Find the string "Price" in the listing and report every line that has it.
— start of INFORMATION SUPPLIED —
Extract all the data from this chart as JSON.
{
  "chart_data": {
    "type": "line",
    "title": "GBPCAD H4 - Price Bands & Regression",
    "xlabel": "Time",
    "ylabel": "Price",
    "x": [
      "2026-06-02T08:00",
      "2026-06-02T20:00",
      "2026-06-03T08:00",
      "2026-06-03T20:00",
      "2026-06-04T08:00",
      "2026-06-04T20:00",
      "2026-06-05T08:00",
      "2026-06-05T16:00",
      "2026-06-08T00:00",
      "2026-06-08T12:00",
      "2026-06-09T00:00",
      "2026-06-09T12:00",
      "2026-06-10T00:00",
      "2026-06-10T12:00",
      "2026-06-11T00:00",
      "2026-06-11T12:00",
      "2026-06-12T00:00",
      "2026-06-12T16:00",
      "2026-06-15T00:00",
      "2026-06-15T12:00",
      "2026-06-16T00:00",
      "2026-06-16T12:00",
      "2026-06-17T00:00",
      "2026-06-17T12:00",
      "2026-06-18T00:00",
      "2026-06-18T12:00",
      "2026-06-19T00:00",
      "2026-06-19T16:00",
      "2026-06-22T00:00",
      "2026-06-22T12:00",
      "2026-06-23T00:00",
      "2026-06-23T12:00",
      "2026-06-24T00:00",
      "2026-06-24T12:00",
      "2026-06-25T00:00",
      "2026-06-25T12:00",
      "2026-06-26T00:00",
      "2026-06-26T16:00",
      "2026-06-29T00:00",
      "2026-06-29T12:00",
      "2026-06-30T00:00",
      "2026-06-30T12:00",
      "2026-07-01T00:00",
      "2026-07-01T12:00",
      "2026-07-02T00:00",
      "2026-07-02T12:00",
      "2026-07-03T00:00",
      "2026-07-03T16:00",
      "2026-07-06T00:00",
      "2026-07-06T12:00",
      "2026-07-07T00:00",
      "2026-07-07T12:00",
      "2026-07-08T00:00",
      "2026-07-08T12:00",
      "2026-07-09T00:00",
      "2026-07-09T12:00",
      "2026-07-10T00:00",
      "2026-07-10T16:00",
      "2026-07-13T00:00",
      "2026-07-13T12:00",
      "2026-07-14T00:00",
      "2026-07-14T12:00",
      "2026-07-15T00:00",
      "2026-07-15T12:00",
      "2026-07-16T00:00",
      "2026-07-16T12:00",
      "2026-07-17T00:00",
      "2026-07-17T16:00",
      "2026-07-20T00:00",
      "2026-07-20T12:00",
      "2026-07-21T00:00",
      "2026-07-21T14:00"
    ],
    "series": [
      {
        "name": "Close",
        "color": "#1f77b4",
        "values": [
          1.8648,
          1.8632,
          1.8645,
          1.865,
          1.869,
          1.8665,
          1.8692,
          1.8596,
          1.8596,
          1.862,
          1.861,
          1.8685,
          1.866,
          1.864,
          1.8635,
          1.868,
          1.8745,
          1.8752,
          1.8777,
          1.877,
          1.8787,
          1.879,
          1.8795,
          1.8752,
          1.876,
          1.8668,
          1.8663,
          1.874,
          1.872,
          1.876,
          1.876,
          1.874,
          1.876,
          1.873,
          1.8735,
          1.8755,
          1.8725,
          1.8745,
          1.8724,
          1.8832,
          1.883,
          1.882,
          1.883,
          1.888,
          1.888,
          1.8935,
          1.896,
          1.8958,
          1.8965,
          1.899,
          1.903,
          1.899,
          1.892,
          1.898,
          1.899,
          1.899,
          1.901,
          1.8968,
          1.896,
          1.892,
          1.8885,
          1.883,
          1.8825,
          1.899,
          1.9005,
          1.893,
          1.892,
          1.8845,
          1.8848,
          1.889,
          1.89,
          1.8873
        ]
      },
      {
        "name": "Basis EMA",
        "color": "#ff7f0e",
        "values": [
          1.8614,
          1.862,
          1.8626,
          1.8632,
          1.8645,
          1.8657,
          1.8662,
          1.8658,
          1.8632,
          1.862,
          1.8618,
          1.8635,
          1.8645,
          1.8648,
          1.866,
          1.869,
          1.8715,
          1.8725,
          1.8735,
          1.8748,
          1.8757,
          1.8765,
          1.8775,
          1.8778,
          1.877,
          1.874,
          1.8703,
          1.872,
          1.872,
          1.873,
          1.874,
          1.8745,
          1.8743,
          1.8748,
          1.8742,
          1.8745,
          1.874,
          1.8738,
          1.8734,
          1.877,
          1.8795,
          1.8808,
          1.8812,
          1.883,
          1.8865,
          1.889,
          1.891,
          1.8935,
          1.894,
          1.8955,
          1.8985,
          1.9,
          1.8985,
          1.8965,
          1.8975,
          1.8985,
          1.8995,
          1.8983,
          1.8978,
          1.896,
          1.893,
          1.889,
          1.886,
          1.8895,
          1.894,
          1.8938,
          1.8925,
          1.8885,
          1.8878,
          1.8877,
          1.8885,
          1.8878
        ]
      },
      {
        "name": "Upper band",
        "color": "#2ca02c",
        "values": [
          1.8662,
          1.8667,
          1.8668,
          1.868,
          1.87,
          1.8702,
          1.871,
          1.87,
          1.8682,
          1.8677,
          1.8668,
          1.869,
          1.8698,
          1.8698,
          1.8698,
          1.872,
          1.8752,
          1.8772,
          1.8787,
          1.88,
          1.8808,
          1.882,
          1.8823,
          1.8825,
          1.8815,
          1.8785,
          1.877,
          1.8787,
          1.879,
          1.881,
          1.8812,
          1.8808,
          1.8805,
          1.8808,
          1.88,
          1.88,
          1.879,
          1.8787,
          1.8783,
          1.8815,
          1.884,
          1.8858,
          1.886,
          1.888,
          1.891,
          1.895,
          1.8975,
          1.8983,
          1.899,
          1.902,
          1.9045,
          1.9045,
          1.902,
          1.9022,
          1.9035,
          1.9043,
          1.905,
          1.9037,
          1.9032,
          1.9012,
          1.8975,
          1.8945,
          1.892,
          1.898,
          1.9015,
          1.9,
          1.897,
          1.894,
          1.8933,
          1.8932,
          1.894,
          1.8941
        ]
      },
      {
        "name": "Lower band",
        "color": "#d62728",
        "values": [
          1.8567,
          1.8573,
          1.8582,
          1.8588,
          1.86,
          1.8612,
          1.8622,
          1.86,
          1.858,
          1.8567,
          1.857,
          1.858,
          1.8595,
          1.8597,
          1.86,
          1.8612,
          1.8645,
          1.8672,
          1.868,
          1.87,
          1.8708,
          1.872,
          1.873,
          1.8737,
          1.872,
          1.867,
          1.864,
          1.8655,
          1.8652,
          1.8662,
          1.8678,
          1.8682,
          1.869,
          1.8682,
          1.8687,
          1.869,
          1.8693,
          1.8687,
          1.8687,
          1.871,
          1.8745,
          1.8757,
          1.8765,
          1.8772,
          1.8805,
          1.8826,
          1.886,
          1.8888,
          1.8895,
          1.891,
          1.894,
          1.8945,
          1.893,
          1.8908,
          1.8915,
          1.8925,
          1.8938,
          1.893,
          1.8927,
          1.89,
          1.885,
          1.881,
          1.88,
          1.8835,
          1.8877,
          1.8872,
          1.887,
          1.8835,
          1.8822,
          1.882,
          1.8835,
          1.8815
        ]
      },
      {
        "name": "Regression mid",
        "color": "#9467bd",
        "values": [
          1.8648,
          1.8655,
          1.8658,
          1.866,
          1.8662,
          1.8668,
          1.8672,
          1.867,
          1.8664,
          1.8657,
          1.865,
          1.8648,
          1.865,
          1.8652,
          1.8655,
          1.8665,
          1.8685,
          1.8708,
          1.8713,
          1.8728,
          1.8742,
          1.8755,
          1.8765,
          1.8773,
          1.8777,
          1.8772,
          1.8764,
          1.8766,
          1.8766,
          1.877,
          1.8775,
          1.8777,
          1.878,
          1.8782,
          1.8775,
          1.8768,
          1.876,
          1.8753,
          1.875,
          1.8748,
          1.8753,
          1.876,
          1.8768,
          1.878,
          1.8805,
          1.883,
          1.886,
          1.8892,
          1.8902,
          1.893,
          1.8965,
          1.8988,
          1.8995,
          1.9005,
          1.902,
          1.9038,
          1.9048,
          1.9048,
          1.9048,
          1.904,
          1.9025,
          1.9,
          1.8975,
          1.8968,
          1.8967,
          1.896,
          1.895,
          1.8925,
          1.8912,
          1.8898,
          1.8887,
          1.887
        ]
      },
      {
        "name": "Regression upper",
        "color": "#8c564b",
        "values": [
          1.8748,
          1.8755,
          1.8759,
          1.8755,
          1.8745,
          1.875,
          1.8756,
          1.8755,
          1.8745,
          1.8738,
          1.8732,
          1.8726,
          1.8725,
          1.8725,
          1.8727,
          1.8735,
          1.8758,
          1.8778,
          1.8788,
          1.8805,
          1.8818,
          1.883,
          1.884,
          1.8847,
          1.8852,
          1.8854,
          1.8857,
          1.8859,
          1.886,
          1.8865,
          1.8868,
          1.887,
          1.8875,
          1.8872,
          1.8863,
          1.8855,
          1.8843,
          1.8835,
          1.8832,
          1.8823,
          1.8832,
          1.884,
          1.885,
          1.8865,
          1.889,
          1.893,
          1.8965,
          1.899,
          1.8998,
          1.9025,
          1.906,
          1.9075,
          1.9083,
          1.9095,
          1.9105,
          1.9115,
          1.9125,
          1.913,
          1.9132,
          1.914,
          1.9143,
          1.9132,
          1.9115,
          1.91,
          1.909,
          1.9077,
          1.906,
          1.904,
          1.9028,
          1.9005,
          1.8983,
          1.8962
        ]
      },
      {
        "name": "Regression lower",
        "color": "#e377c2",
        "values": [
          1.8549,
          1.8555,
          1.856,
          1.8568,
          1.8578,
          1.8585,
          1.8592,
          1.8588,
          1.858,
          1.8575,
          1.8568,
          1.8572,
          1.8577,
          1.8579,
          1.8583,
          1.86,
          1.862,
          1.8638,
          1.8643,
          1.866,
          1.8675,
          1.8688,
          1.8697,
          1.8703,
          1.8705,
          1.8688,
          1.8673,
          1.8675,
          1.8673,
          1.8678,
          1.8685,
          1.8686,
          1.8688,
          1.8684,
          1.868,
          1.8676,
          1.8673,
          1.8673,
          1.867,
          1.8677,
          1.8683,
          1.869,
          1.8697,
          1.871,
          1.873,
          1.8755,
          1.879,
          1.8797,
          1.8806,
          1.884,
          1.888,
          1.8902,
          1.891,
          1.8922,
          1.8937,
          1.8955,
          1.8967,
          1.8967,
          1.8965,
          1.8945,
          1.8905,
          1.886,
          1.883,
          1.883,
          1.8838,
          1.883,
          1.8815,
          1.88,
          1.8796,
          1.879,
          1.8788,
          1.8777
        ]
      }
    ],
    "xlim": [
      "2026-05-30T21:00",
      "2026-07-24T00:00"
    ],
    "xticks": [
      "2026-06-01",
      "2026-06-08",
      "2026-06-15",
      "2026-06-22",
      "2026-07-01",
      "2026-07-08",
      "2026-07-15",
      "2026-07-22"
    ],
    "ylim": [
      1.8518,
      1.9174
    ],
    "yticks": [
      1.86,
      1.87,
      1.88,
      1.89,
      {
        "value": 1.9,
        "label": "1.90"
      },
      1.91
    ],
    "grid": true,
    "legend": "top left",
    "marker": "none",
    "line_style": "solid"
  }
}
— end of INFORMATION SUPPLIED —
SOLVED EXERCISE ▸
    "title": "GBPCAD H4 - Price Bands & Regression",
    "ylabel": "Price",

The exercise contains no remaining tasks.